• **TASK STATEMENT**:
Scan the material below for the string "Road", and copy every line where it shows up.

Stored records:
⟨
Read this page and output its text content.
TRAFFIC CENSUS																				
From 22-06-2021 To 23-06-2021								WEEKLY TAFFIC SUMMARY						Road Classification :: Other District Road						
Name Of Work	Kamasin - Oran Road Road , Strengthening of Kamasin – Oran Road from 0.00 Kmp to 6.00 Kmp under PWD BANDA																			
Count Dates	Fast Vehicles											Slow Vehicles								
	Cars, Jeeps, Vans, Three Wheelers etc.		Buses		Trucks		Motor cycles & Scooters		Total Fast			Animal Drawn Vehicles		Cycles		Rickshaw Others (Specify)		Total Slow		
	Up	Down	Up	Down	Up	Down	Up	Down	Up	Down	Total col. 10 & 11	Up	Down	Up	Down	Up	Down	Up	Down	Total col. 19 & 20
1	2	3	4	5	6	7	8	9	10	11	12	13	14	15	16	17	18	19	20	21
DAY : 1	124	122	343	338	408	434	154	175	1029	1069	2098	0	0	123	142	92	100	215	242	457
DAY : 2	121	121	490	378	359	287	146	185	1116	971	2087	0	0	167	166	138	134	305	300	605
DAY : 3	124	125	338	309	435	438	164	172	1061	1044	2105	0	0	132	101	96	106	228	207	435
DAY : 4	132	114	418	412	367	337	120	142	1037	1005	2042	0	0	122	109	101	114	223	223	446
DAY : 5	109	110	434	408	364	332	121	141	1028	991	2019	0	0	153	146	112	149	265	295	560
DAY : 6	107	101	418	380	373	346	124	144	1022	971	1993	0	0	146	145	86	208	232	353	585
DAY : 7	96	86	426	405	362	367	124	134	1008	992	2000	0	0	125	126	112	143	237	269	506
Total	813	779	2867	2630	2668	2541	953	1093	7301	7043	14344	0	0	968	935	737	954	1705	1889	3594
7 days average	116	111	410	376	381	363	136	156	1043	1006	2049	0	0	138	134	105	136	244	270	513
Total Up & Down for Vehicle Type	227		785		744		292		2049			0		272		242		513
⟩
⟨
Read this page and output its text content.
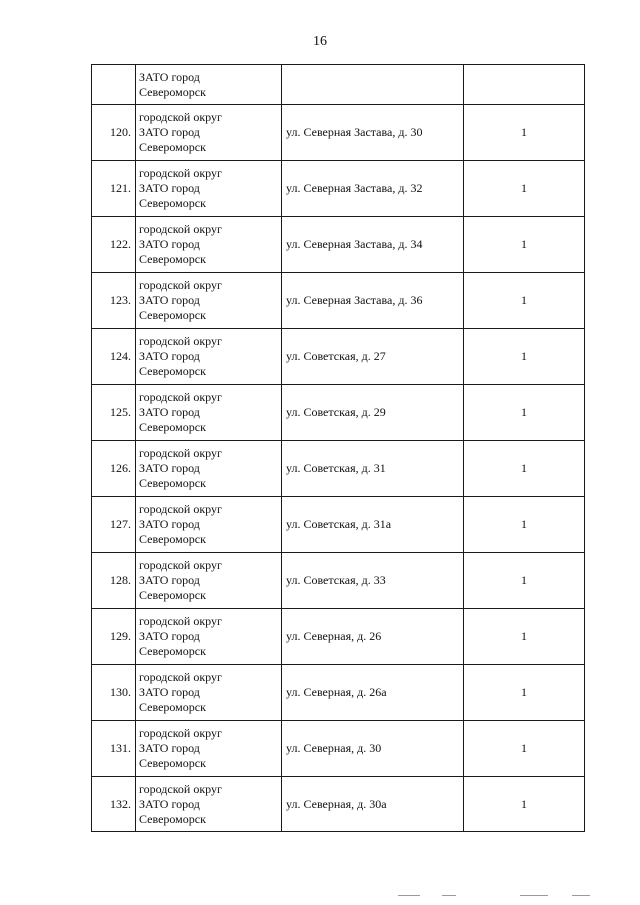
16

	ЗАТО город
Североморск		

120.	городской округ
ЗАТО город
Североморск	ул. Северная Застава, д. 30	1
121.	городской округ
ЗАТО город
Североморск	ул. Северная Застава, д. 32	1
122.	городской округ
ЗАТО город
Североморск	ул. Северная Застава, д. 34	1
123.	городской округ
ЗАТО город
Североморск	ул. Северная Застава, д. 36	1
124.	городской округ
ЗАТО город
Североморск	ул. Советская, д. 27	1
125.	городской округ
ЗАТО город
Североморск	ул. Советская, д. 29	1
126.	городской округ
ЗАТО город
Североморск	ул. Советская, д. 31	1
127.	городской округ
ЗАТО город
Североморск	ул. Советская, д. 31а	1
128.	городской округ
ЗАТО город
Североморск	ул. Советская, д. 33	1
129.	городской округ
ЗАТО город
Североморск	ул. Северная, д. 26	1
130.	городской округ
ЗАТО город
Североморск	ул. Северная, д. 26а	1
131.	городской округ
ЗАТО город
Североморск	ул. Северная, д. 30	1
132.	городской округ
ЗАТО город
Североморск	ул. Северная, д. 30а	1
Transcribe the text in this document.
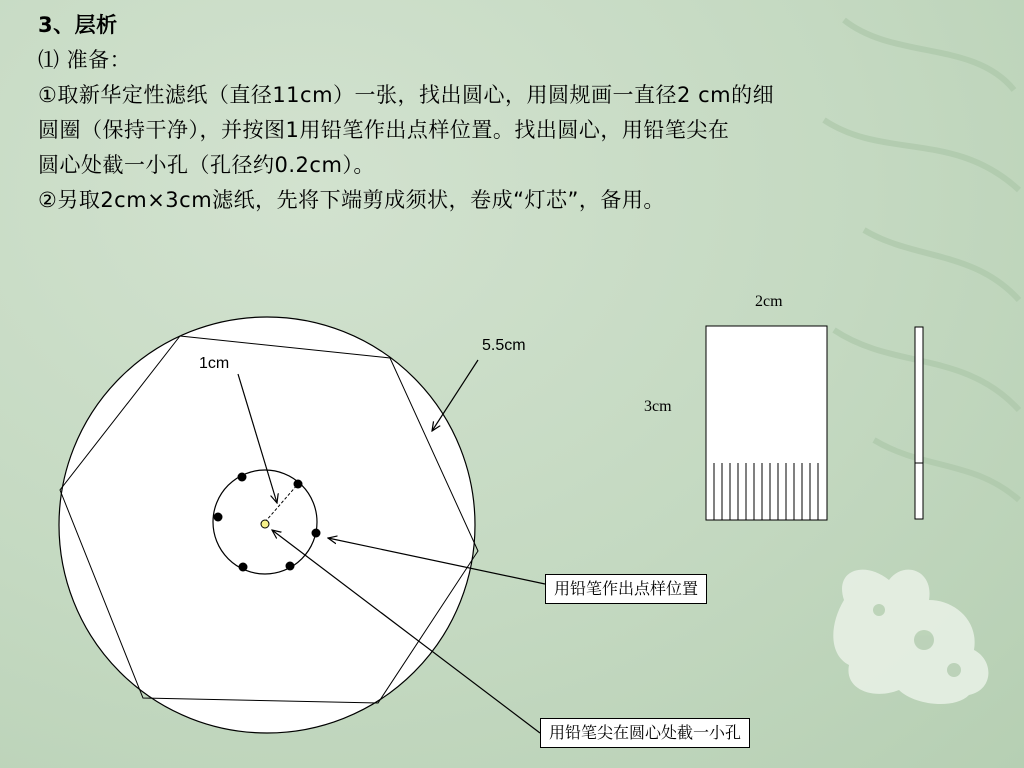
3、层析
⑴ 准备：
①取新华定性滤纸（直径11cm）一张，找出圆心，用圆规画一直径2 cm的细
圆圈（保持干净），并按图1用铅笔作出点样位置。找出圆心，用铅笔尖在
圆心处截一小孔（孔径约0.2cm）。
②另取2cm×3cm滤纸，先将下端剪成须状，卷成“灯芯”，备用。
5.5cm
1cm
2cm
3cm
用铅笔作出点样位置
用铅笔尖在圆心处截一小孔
⟩
• **COMPLETED TASK**:
From 22-06-2021 To 23-06-2021								WEEKLY TAFFIC SUMMARY						Road Classification :: Other District Road						
Name Of Work	Kamasin - Oran Road Road , Strengthening of Kamasin – Oran Road from 0.00 Kmp to 6.00 Kmp under PWD BANDA																			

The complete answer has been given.